GIVEN EXERCISE:
Copy out all the lines in the records that include the word "changes".
-- start INPUT ROWS --
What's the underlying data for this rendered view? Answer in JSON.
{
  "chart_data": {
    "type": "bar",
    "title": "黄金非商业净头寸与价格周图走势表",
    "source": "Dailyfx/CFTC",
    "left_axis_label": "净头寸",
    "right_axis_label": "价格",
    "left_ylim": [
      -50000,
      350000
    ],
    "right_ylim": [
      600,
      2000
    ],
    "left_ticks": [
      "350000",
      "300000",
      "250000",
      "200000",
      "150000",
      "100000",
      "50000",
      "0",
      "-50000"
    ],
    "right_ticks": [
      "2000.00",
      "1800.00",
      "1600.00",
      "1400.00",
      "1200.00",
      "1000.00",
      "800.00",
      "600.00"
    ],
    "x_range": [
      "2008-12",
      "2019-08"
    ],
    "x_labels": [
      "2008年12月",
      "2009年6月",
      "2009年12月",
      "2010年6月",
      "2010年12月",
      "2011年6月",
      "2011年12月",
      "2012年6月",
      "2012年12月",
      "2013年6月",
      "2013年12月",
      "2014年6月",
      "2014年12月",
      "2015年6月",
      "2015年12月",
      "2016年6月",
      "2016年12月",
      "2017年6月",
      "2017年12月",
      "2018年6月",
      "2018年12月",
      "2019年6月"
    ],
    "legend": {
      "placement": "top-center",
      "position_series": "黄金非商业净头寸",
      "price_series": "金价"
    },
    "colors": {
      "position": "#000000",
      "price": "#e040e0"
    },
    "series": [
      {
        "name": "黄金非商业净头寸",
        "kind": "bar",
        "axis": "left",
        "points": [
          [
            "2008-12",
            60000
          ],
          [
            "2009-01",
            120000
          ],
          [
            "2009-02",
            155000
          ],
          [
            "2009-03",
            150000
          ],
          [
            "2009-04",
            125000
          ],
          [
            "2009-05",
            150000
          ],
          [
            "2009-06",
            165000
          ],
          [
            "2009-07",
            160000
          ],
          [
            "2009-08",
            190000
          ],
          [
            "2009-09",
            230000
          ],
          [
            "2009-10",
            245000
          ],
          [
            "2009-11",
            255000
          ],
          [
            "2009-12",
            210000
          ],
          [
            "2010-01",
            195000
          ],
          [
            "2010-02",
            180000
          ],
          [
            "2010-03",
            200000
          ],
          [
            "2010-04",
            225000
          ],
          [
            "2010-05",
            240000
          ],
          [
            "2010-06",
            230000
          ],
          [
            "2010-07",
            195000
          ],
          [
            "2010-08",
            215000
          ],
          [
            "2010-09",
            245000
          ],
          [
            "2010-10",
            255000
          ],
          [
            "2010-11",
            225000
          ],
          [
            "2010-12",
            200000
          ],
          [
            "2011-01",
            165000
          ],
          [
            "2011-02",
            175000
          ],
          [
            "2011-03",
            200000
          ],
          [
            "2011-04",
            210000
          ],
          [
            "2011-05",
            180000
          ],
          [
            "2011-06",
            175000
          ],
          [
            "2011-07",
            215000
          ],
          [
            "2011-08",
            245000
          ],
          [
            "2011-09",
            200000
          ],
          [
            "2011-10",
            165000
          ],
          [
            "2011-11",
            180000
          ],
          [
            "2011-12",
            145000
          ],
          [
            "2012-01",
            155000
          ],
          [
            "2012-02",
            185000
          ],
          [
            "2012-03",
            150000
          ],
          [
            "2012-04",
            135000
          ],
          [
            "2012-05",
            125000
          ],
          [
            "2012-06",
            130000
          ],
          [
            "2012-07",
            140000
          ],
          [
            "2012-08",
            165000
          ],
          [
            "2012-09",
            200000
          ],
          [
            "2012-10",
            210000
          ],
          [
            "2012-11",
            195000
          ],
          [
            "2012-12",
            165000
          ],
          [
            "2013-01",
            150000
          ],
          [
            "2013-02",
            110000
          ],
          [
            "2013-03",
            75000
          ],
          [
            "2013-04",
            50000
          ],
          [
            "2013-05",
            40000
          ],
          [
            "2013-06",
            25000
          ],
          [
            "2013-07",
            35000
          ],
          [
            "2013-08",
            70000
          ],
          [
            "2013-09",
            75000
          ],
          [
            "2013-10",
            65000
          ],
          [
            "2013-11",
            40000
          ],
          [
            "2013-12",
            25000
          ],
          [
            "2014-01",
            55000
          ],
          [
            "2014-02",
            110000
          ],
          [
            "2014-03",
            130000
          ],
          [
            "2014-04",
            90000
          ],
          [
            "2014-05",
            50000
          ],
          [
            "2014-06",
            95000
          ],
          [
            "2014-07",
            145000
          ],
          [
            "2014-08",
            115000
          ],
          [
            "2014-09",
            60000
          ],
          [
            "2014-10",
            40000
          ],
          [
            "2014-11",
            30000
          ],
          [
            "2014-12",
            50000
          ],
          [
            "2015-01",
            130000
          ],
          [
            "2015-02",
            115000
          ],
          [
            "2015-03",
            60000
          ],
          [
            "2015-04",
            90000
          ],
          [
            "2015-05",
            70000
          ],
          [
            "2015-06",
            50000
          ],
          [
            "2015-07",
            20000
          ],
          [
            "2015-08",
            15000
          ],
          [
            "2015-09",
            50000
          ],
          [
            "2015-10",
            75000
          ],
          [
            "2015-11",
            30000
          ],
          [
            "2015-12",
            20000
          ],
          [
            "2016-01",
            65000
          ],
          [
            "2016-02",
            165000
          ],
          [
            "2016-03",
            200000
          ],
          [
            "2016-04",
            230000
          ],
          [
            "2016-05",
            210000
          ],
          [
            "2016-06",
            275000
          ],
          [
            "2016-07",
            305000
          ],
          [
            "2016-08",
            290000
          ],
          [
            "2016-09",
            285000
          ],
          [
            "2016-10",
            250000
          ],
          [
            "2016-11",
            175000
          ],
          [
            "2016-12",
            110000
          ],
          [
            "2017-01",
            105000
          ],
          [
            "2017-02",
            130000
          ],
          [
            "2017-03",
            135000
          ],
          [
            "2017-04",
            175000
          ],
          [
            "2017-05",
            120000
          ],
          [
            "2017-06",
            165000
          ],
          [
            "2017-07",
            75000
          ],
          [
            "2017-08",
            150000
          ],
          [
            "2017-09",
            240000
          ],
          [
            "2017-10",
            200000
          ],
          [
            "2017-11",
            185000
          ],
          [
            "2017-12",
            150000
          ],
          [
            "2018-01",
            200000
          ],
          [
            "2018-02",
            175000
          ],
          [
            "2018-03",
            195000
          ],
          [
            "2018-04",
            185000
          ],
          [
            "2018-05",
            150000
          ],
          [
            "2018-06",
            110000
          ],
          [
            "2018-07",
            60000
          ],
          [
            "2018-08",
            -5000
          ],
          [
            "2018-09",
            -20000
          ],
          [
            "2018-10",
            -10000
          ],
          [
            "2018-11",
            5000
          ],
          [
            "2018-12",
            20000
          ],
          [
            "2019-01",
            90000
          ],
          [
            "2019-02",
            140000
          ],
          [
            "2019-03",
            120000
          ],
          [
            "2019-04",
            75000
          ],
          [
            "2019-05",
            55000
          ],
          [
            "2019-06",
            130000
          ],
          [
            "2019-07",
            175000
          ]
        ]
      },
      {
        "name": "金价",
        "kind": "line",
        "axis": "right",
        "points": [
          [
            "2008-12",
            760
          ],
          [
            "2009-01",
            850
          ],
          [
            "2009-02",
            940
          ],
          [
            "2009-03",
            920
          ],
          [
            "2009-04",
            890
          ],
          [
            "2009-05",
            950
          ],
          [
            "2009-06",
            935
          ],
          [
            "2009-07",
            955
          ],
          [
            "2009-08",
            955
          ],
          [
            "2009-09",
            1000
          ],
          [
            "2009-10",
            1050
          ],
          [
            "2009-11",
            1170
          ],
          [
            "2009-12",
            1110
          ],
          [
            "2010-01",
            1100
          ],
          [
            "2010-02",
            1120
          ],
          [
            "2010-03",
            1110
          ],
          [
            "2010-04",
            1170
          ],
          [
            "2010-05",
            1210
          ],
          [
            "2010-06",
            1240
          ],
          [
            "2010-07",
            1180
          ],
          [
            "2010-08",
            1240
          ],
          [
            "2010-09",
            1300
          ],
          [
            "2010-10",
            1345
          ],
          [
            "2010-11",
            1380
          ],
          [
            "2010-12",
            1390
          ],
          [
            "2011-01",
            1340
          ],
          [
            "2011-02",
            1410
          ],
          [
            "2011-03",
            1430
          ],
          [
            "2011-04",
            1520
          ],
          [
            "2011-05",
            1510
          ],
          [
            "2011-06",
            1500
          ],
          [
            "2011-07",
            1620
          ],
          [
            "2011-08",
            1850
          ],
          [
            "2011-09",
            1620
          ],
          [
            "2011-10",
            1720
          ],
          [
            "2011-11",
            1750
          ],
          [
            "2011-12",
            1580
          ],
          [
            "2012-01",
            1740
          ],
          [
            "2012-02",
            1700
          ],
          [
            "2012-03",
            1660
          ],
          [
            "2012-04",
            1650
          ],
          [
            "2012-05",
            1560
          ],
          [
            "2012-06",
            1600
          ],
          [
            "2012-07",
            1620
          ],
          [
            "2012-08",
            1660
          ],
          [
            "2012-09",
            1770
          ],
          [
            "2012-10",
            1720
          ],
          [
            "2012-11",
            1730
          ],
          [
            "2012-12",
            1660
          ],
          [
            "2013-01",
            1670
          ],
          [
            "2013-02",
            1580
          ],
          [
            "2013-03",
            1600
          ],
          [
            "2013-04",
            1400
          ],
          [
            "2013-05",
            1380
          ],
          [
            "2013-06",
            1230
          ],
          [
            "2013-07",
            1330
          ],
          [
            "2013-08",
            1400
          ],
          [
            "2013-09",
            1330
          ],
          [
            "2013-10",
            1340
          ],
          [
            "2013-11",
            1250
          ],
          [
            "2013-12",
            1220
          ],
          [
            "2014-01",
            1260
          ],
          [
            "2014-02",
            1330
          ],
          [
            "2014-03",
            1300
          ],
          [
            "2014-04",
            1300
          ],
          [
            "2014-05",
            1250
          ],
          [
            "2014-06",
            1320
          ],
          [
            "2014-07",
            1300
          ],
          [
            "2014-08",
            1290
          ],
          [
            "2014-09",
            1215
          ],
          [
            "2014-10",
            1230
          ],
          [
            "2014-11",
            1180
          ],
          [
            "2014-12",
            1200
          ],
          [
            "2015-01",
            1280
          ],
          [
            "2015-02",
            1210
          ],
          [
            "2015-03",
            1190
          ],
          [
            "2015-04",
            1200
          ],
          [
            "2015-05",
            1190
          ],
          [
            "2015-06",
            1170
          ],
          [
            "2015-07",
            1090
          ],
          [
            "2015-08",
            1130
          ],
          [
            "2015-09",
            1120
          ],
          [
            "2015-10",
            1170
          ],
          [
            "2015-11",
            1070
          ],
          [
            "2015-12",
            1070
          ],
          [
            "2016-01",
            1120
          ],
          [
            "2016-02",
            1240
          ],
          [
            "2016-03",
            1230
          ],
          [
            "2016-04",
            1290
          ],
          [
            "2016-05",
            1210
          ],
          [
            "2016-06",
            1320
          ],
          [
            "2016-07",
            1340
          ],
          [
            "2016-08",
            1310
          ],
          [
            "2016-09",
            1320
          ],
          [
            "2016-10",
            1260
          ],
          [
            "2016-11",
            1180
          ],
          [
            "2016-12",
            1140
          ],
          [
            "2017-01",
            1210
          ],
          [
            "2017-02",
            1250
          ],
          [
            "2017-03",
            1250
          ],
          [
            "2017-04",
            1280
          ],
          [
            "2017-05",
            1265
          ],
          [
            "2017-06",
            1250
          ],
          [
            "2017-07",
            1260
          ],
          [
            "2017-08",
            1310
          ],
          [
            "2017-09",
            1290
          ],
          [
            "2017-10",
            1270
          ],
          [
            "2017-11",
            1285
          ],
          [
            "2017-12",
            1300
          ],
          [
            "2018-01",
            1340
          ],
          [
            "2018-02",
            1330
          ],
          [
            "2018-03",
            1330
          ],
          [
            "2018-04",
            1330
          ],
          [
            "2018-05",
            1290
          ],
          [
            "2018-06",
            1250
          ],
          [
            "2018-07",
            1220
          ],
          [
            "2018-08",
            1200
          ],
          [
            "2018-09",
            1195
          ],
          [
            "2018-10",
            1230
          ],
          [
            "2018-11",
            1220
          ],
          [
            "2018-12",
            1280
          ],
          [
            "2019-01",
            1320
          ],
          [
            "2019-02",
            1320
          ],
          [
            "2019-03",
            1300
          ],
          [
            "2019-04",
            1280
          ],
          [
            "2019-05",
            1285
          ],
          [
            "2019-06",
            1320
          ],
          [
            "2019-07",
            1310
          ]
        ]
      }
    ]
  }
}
-- end INPUT ROWS --
-- start INPUT ROWS --
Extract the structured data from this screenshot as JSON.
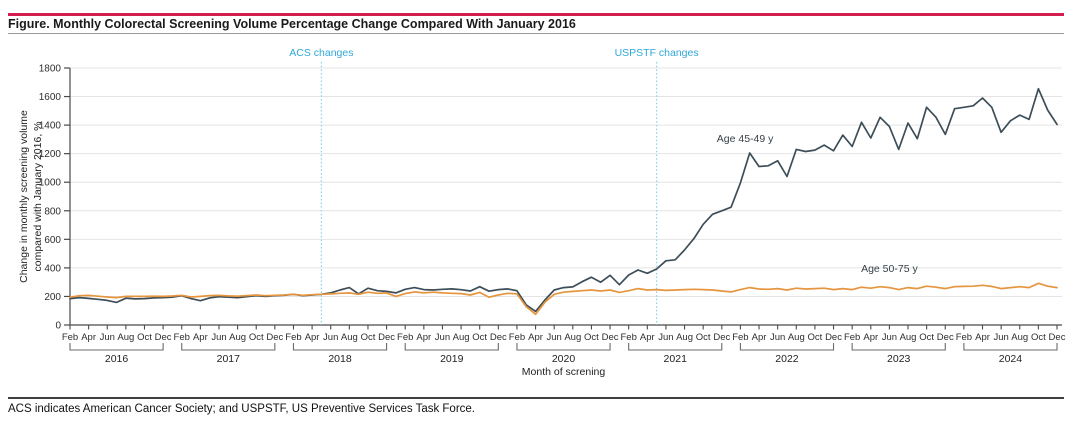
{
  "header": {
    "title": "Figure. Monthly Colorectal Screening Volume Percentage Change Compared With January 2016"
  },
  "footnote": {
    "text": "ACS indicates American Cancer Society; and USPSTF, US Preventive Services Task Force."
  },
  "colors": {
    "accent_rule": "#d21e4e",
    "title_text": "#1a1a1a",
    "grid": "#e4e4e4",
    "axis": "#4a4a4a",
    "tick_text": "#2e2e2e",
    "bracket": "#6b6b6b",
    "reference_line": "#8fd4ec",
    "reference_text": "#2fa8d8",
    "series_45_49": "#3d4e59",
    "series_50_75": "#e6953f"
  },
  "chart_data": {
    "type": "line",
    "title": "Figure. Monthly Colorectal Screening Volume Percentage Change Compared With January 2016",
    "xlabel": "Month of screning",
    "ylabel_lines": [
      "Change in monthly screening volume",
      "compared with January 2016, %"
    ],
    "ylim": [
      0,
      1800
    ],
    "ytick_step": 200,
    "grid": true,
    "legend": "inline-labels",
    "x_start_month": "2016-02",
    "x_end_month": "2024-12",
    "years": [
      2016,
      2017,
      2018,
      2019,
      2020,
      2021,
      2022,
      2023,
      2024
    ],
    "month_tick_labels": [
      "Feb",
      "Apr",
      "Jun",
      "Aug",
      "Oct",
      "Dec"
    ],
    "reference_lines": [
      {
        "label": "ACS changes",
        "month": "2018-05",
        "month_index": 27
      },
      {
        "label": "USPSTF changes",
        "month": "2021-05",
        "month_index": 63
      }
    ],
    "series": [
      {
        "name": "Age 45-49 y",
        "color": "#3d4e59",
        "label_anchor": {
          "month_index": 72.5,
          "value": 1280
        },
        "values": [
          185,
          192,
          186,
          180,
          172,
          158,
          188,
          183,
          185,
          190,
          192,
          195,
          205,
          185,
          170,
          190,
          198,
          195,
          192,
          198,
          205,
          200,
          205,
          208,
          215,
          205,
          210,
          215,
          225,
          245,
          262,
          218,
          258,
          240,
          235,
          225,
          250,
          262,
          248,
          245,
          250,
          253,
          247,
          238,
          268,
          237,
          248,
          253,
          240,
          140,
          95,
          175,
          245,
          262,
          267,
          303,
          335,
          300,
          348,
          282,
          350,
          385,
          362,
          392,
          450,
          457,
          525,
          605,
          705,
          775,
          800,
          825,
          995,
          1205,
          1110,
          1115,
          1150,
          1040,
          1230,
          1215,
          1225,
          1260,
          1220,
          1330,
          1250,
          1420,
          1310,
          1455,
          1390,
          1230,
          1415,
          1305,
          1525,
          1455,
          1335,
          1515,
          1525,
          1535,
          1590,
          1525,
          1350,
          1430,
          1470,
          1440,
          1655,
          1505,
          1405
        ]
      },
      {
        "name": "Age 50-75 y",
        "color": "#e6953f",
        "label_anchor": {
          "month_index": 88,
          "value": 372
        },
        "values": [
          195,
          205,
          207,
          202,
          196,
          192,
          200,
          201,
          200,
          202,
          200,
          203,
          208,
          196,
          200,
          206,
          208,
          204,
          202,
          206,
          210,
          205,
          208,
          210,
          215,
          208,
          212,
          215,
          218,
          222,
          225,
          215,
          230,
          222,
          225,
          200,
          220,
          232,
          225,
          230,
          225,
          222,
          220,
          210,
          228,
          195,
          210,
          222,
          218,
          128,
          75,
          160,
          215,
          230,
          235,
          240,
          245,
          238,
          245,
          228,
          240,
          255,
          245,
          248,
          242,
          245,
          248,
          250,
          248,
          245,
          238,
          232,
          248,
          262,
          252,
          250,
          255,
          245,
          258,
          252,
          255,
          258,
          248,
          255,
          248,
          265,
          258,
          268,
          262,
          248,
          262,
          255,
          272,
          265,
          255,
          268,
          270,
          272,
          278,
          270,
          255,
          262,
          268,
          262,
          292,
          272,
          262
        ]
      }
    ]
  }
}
-- end INPUT ROWS --
THE REPLY:
        "label": "ACS changes",
        "label": "USPSTF changes",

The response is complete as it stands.